Would you copy only the lines below, from the one containing "Output a JSON" through the very last one, leaving the pictures out?

## Dataset rows
..........

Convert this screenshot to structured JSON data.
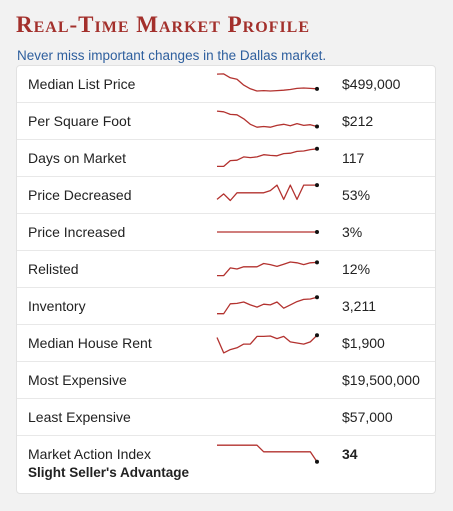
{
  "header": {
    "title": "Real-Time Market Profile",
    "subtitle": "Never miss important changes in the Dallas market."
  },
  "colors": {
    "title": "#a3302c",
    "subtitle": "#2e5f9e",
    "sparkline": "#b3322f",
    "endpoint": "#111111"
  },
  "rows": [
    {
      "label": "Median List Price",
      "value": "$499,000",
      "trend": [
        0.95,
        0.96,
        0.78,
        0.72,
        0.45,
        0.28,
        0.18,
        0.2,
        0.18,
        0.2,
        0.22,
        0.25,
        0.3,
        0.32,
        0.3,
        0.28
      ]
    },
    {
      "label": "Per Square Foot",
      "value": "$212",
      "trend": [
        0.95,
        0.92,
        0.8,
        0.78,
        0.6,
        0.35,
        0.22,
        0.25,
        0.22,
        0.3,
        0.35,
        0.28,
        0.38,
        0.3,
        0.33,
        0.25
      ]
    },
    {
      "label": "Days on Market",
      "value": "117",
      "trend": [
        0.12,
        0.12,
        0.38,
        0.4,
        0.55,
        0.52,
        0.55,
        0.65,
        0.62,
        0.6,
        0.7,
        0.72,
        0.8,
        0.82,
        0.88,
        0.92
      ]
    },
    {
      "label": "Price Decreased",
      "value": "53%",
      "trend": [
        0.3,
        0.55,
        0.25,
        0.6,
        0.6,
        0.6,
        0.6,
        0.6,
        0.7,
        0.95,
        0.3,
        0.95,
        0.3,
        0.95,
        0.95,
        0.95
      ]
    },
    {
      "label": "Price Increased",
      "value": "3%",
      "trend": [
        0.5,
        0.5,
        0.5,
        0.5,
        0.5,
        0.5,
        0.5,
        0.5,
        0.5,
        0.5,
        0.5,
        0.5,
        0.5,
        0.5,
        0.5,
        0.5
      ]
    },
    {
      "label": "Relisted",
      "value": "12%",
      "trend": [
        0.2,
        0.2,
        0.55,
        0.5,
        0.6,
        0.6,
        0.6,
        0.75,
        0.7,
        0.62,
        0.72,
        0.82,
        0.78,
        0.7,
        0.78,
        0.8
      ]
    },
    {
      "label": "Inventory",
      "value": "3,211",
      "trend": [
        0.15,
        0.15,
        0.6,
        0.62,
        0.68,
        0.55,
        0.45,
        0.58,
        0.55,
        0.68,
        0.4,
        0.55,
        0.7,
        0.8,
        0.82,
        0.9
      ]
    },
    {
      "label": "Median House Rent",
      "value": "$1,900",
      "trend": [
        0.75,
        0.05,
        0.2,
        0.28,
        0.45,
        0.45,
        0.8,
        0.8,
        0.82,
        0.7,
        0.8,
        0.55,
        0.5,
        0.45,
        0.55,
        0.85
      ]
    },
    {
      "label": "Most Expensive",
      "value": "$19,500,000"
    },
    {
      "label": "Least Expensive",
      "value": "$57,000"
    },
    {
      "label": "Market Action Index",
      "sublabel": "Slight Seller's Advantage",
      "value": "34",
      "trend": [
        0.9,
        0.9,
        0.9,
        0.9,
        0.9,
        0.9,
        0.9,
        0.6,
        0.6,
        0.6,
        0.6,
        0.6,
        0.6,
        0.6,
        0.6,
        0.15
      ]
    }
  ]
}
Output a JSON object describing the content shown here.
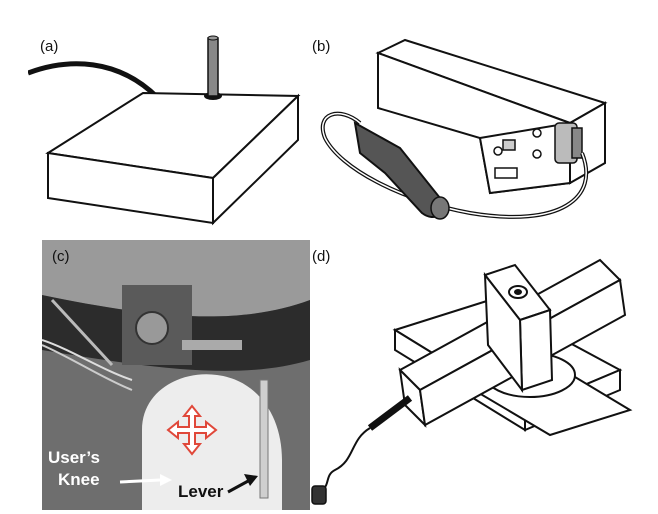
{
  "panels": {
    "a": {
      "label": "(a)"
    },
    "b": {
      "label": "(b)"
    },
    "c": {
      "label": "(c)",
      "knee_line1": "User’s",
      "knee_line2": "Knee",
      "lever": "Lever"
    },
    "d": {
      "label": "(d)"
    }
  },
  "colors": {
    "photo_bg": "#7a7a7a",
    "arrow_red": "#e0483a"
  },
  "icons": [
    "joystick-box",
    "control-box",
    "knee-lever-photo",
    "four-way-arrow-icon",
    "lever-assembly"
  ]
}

..........

## In response
Output a JSON object describing the content shown here.
{
  "panels": {
    "a": {
      "label": "(a)"
    },
    "b": {
      "label": "(b)"
    },
    "c": {
      "label": "(c)",
      "knee_line1": "User’s",
      "knee_line2": "Knee",
      "lever": "Lever"
    },
    "d": {
      "label": "(d)"
    }
  },
  "colors": {
    "photo_bg": "#7a7a7a",
    "arrow_red": "#e0483a"
  },
  "icons": [
    "joystick-box",
    "control-box",
    "knee-lever-photo",
    "four-way-arrow-icon",
    "lever-assembly"
  ]
}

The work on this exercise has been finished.